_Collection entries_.
◆ ◆ ◆ ◆

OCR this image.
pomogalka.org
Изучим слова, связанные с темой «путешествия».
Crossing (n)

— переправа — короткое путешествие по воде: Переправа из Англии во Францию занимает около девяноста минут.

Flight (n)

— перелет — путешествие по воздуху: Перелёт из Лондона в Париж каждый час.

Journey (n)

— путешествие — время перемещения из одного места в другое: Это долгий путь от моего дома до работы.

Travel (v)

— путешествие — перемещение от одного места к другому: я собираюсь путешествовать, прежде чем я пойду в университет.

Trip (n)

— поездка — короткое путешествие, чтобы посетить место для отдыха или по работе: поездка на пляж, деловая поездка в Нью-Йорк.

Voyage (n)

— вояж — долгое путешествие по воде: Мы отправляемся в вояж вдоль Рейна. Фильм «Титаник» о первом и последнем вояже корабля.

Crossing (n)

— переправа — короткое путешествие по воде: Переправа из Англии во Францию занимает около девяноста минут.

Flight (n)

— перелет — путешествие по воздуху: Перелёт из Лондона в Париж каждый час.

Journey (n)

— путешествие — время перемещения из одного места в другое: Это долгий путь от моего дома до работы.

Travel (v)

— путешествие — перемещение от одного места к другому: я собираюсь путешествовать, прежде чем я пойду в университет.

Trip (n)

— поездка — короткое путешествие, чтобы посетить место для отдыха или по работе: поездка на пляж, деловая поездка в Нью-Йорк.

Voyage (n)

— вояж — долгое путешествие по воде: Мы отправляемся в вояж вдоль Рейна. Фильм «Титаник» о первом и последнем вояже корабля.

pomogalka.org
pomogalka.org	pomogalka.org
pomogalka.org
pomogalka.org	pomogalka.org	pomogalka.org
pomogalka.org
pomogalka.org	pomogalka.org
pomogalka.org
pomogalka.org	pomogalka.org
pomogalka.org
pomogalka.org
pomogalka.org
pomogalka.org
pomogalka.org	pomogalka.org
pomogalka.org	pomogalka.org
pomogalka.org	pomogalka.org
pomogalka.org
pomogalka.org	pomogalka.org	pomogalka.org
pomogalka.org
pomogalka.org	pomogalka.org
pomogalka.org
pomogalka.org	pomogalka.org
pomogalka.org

◆ ◆ ◆ ◆

_EXERCISE GOAL_. Retype the records in full. Keep every line identical to the original.

_RESULT OF THE EXERCISE_.
OCR this image.
pomogalka.org
Изучим слова, связанные с темой «путешествия».
Crossing (n)

— переправа — короткое путешествие по воде: Переправа из Англии во Францию занимает около девяноста минут.

Flight (n)

— перелет — путешествие по воздуху: Перелёт из Лондона в Париж каждый час.

Journey (n)

— путешествие — время перемещения из одного места в другое: Это долгий путь от моего дома до работы.

Travel (v)

— путешествие — перемещение от одного места к другому: я собираюсь путешествовать, прежде чем я пойду в университет.

Trip (n)

— поездка — короткое путешествие, чтобы посетить место для отдыха или по работе: поездка на пляж, деловая поездка в Нью-Йорк.

Voyage (n)

— вояж — долгое путешествие по воде: Мы отправляемся в вояж вдоль Рейна. Фильм «Титаник» о первом и последнем вояже корабля.

Crossing (n)

— переправа — короткое путешествие по воде: Переправа из Англии во Францию занимает около девяноста минут.

Flight (n)

— перелет — путешествие по воздуху: Перелёт из Лондона в Париж каждый час.

Journey (n)

— путешествие — время перемещения из одного места в другое: Это долгий путь от моего дома до работы.

Travel (v)

— путешествие — перемещение от одного места к другому: я собираюсь путешествовать, прежде чем я пойду в университет.

Trip (n)

— поездка — короткое путешествие, чтобы посетить место для отдыха или по работе: поездка на пляж, деловая поездка в Нью-Йорк.

Voyage (n)

— вояж — долгое путешествие по воде: Мы отправляемся в вояж вдоль Рейна. Фильм «Титаник» о первом и последнем вояже корабля.

pomogalka.org
pomogalka.org	pomogalka.org
pomogalka.org
pomogalka.org	pomogalka.org	pomogalka.org
pomogalka.org
pomogalka.org	pomogalka.org
pomogalka.org
pomogalka.org	pomogalka.org
pomogalka.org
pomogalka.org
pomogalka.org
pomogalka.org
pomogalka.org	pomogalka.org
pomogalka.org	pomogalka.org
pomogalka.org	pomogalka.org
pomogalka.org
pomogalka.org	pomogalka.org	pomogalka.org
pomogalka.org
pomogalka.org	pomogalka.org
pomogalka.org
pomogalka.org	pomogalka.org
pomogalka.org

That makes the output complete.